Report back each line of the records that contains the string "density".

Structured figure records
· · · · ·

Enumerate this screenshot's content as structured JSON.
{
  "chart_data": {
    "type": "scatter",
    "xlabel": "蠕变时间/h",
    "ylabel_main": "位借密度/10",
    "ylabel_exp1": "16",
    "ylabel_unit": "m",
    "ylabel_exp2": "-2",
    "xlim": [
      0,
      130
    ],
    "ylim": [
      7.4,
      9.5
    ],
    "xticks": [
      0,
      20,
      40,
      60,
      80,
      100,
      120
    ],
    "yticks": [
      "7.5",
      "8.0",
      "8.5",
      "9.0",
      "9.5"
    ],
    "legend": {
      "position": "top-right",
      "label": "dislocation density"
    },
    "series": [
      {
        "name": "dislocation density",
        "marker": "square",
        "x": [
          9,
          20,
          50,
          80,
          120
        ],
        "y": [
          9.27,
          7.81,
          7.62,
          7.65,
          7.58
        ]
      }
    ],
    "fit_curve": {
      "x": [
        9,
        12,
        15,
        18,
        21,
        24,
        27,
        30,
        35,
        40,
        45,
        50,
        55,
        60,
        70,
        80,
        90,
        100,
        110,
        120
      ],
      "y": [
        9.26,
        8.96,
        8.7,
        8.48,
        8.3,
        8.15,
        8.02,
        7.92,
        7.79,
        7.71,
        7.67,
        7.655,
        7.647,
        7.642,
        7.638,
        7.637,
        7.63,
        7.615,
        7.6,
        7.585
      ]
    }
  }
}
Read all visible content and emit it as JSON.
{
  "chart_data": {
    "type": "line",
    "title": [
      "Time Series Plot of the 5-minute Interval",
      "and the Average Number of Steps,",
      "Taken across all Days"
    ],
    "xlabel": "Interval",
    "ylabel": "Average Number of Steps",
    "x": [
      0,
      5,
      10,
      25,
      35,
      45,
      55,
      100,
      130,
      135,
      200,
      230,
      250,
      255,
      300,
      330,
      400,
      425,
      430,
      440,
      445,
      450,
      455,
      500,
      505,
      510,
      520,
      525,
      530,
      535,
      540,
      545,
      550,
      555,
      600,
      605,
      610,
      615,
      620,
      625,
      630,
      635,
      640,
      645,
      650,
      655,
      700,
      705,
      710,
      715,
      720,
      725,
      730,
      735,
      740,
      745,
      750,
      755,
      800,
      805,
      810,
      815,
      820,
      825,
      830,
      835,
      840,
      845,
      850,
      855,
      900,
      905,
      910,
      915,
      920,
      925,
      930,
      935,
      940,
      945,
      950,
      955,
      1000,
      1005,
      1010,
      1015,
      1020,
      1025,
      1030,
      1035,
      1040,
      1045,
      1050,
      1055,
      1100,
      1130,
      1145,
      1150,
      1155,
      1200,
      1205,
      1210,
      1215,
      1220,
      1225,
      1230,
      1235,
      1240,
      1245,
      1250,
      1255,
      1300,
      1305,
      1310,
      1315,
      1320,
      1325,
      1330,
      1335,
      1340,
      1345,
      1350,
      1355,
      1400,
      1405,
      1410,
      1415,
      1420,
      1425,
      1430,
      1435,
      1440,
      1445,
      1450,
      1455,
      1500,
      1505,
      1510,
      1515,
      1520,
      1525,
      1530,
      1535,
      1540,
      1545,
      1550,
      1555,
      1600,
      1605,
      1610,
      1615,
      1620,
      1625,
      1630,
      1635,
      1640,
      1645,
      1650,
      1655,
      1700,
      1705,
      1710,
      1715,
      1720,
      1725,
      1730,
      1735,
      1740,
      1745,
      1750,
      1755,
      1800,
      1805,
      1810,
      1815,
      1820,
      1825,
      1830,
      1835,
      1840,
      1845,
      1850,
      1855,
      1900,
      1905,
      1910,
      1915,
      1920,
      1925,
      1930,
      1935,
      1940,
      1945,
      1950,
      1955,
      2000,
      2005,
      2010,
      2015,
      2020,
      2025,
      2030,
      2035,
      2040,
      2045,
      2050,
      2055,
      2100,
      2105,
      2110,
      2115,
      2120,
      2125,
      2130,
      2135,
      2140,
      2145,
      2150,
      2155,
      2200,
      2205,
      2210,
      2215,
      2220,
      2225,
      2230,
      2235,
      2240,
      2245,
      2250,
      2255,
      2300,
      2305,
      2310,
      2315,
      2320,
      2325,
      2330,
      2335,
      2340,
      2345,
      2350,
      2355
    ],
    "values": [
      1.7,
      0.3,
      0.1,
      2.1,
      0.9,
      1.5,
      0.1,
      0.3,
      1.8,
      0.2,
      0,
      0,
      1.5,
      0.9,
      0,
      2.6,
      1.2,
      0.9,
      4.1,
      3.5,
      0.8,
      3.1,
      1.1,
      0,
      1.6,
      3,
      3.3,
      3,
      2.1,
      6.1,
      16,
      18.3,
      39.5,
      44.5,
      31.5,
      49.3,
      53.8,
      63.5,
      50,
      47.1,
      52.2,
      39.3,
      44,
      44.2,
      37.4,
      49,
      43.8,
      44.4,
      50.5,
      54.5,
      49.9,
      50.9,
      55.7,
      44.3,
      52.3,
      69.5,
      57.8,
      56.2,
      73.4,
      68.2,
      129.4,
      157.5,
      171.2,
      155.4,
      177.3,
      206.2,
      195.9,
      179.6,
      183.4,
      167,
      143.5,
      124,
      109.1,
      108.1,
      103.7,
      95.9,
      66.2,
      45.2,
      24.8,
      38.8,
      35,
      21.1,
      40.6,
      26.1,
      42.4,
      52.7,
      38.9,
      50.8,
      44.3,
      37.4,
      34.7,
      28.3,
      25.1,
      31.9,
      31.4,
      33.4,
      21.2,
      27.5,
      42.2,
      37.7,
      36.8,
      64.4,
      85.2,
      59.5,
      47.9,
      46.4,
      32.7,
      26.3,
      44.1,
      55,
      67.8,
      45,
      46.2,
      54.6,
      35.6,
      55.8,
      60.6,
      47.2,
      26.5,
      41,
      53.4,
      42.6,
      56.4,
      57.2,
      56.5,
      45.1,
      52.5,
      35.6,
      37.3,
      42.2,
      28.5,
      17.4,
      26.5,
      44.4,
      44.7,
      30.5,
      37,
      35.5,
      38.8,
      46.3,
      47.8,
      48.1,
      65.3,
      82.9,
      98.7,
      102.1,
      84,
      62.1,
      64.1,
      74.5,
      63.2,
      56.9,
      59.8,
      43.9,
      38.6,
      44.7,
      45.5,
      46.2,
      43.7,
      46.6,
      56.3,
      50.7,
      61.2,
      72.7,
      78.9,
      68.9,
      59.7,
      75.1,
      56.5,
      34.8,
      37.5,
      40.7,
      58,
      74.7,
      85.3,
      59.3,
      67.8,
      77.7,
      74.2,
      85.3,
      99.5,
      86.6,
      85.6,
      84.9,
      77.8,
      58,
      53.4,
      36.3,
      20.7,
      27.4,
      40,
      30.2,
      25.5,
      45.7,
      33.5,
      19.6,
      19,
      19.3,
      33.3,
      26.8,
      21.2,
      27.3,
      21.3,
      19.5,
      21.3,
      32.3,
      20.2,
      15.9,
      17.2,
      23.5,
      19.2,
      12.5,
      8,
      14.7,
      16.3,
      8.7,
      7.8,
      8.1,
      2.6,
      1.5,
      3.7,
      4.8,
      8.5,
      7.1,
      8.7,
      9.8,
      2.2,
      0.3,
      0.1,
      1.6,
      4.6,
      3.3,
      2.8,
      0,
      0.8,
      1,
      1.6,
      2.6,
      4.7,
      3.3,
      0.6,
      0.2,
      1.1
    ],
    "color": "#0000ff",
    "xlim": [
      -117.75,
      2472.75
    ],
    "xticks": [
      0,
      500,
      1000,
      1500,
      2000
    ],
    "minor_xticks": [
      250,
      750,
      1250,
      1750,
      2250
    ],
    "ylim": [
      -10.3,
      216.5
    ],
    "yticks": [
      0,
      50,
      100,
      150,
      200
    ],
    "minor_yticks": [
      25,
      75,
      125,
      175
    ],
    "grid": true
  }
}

· · · · ·

SOLUTION TO THIS PROBLEM —
      "label": "dislocation density"
        "name": "dislocation density",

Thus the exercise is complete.